* _DO THIS_:
Locate each line holding the string "wird" and copy it.

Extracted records
>> begin

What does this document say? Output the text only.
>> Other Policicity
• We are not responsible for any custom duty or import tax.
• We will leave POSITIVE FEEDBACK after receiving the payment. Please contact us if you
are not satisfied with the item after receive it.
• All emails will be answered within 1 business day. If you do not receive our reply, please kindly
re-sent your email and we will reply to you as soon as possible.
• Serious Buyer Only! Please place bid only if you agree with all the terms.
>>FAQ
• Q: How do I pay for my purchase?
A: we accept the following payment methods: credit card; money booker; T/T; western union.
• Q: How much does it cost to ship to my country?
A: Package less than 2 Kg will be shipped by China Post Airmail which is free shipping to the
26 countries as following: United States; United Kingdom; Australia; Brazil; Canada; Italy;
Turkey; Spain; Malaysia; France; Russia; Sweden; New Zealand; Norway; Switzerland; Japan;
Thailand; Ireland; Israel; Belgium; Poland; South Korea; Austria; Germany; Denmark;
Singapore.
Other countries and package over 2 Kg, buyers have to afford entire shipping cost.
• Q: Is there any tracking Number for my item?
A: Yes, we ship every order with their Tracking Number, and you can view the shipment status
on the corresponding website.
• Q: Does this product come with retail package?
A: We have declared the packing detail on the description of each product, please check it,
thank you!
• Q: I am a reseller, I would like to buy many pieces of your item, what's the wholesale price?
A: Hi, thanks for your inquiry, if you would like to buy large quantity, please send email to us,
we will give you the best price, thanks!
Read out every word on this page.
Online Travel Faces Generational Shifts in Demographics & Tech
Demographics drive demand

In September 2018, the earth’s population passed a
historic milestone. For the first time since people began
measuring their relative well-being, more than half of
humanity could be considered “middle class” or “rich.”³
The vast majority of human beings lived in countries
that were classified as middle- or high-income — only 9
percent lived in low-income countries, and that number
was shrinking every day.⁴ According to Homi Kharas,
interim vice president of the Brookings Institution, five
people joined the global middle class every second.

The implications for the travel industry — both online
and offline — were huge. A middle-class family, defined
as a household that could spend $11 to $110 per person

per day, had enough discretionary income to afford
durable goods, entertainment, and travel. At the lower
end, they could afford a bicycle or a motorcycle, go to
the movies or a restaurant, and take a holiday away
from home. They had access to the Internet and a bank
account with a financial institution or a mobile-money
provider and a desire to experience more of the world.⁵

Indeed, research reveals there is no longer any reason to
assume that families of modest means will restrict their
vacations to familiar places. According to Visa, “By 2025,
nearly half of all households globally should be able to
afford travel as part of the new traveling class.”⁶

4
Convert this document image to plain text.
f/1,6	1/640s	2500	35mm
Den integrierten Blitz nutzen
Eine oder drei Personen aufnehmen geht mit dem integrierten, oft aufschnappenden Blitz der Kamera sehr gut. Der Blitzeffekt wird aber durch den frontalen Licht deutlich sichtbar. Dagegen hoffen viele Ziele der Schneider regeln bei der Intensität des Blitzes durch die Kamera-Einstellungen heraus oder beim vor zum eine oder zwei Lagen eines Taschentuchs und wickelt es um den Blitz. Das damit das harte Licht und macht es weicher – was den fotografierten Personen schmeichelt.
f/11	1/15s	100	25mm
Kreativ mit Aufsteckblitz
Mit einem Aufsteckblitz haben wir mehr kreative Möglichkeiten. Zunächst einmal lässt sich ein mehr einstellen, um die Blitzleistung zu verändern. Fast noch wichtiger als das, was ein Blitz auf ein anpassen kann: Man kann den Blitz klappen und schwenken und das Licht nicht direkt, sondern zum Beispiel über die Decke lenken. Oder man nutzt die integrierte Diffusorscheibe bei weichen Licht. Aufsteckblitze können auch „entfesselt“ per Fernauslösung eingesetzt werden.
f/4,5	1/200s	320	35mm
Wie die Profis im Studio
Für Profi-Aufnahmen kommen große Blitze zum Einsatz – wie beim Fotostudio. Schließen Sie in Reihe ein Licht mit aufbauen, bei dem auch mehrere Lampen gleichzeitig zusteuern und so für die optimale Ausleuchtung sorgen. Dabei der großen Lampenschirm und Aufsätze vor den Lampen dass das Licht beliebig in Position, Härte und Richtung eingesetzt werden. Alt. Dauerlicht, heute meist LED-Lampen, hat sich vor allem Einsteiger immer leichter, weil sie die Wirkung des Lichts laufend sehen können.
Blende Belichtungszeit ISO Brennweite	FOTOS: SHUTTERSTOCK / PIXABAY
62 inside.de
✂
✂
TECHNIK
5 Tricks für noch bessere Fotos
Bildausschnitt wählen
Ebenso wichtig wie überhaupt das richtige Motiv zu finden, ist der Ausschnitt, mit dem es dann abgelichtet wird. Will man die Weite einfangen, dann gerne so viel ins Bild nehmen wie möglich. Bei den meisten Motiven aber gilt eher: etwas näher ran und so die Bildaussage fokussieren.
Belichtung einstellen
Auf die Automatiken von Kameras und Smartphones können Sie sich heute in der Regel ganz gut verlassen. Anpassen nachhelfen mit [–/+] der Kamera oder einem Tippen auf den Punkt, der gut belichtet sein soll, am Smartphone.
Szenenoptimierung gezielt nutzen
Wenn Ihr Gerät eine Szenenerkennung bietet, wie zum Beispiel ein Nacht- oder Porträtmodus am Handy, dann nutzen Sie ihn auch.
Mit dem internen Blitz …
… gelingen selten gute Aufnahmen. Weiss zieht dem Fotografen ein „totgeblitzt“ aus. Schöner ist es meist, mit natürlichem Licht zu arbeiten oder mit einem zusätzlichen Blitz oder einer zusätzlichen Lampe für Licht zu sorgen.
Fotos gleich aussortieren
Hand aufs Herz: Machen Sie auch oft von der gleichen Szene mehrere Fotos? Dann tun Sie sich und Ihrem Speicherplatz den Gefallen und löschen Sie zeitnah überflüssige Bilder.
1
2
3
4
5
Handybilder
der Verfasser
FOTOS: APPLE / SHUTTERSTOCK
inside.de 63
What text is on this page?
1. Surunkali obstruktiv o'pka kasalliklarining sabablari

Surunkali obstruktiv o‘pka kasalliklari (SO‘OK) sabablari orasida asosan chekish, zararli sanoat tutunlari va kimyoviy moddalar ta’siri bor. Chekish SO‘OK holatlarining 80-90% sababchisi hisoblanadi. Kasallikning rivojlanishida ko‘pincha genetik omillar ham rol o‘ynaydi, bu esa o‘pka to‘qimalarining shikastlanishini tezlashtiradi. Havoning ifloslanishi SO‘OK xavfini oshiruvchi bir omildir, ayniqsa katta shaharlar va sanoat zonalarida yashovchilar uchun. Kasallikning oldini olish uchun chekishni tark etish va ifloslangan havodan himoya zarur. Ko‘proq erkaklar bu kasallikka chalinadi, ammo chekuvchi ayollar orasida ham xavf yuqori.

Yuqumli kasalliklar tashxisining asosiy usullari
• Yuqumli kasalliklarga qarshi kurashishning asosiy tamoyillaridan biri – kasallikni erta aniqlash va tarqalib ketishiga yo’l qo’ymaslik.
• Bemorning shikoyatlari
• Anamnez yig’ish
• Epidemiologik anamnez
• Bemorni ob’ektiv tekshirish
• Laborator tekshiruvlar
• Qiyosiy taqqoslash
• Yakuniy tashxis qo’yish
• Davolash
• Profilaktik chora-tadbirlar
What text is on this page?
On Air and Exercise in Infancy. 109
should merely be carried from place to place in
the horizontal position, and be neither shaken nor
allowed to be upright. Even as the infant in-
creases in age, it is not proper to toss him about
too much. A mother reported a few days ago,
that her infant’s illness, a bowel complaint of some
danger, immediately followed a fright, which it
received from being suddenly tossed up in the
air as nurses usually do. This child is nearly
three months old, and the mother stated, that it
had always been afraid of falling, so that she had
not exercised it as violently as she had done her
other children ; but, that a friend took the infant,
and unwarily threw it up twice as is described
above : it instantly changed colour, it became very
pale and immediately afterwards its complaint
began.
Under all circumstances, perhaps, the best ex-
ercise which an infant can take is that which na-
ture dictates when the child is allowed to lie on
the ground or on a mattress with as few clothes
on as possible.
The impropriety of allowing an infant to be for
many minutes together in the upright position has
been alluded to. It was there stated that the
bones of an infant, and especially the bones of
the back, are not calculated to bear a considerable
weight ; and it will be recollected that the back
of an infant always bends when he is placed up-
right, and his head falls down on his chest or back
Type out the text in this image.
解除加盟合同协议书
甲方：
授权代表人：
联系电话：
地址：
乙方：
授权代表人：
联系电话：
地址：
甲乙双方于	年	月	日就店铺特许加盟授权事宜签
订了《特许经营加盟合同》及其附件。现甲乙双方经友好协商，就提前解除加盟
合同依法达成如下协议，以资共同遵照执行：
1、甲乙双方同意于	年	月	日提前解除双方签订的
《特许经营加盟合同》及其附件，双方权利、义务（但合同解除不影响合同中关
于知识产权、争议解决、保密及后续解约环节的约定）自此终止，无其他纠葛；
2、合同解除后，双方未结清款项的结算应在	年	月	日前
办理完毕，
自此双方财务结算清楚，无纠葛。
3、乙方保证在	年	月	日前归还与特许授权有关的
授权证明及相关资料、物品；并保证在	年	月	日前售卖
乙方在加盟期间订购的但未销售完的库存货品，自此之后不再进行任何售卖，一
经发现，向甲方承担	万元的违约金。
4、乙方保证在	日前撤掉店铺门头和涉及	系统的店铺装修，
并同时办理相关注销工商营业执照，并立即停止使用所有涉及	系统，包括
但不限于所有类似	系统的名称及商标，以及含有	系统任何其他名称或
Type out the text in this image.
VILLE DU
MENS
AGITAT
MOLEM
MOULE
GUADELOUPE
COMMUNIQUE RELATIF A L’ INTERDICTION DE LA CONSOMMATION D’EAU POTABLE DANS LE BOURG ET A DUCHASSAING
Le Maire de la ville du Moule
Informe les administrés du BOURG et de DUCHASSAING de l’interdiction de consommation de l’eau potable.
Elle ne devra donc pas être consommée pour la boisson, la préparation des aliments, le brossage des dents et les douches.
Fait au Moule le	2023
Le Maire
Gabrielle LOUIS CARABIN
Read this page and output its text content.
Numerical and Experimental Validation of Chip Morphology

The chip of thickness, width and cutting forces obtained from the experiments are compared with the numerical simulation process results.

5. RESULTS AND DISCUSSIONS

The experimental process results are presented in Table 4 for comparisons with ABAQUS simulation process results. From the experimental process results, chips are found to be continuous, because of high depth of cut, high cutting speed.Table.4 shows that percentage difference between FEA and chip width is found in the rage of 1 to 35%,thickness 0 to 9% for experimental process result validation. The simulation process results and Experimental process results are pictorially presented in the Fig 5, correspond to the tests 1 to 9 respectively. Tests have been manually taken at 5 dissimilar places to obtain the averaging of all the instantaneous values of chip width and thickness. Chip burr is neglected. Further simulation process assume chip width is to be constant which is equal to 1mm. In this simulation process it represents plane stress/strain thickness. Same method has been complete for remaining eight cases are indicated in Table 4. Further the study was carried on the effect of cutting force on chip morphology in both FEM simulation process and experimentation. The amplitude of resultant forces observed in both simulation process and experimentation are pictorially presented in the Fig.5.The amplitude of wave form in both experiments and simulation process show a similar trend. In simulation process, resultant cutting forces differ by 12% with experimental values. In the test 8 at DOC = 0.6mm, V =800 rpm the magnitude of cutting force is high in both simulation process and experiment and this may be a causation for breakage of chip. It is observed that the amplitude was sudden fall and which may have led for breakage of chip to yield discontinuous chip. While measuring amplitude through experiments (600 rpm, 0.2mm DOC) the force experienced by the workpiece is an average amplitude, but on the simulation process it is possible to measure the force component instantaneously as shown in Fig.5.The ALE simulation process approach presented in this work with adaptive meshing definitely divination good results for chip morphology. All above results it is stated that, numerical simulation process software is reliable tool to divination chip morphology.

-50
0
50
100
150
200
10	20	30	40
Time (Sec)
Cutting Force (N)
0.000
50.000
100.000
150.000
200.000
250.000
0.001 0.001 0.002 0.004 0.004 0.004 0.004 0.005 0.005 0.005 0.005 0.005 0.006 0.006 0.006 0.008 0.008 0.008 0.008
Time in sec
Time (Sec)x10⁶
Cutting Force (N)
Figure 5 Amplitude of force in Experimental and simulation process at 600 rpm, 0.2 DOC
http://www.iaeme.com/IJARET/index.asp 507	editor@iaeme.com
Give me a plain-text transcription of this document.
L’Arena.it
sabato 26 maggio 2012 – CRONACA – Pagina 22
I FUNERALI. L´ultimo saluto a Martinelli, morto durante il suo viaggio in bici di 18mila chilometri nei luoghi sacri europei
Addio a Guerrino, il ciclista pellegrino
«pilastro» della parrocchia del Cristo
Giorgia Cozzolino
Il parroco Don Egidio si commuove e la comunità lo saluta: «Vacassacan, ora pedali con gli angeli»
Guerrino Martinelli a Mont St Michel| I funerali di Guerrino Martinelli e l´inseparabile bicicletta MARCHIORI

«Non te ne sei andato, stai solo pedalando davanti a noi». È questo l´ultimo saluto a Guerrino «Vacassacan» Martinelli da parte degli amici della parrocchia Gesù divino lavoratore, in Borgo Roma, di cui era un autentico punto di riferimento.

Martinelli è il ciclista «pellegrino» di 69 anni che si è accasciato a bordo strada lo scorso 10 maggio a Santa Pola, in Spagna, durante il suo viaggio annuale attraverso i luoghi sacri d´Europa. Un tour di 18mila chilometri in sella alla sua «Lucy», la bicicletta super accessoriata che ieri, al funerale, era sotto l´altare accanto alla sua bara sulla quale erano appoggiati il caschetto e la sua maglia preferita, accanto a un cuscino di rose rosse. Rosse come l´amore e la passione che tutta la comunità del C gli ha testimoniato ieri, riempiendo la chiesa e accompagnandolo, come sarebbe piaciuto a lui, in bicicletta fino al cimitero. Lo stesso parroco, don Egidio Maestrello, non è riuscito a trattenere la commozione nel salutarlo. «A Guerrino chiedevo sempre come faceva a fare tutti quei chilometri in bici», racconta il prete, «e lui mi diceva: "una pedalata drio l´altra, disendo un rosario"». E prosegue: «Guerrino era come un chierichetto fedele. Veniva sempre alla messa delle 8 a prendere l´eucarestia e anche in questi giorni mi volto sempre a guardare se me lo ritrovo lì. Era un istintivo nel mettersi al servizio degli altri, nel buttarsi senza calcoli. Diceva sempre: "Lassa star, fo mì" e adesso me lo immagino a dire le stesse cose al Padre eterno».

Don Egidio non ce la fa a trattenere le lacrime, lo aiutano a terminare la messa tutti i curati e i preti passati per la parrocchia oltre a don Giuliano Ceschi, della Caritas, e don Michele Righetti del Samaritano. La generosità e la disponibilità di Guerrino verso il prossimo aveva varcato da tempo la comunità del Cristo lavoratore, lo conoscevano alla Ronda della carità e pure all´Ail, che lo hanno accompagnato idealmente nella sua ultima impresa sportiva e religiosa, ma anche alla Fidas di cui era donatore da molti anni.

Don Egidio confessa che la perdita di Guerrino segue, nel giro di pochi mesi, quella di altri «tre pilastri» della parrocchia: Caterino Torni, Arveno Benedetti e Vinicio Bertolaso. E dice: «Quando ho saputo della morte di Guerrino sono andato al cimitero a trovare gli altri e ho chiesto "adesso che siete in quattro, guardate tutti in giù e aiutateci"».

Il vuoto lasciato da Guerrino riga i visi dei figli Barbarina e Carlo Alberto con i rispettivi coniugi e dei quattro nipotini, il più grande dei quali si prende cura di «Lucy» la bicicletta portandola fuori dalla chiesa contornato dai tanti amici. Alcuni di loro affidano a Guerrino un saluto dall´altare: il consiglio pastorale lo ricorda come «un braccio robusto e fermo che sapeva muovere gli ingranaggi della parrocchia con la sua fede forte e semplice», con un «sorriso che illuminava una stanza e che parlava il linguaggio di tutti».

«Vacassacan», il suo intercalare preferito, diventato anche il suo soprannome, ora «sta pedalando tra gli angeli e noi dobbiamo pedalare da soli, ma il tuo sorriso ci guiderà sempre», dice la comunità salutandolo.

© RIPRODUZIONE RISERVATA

>> end

* _ANSWER TO THIS PROBLEM_:
Eine oder drei Personen aufnehmen geht mit dem integrierten, oft aufschnappenden Blitz der Kamera sehr gut. Der Blitzeffekt wird aber durch den frontalen Licht deutlich sichtbar. Dagegen hoffen viele Ziele der Schneider regeln bei der Intensität des Blitzes durch die Kamera-Einstellungen heraus oder beim vor zum eine oder zwei Lagen eines Taschentuchs und wickelt es um den Blitz. Das damit das harte Licht und macht es weicher – was den fotografierten Personen schmeichelt.
Ebenso wichtig wie überhaupt das richtige Motiv zu finden, ist der Ausschnitt, mit dem es dann abgelichtet wird. Will man die Weite einfangen, dann gerne so viel ins Bild nehmen wie möglich. Bei den meisten Motiven aber gilt eher: etwas näher ran und so die Bildaussage fokussieren.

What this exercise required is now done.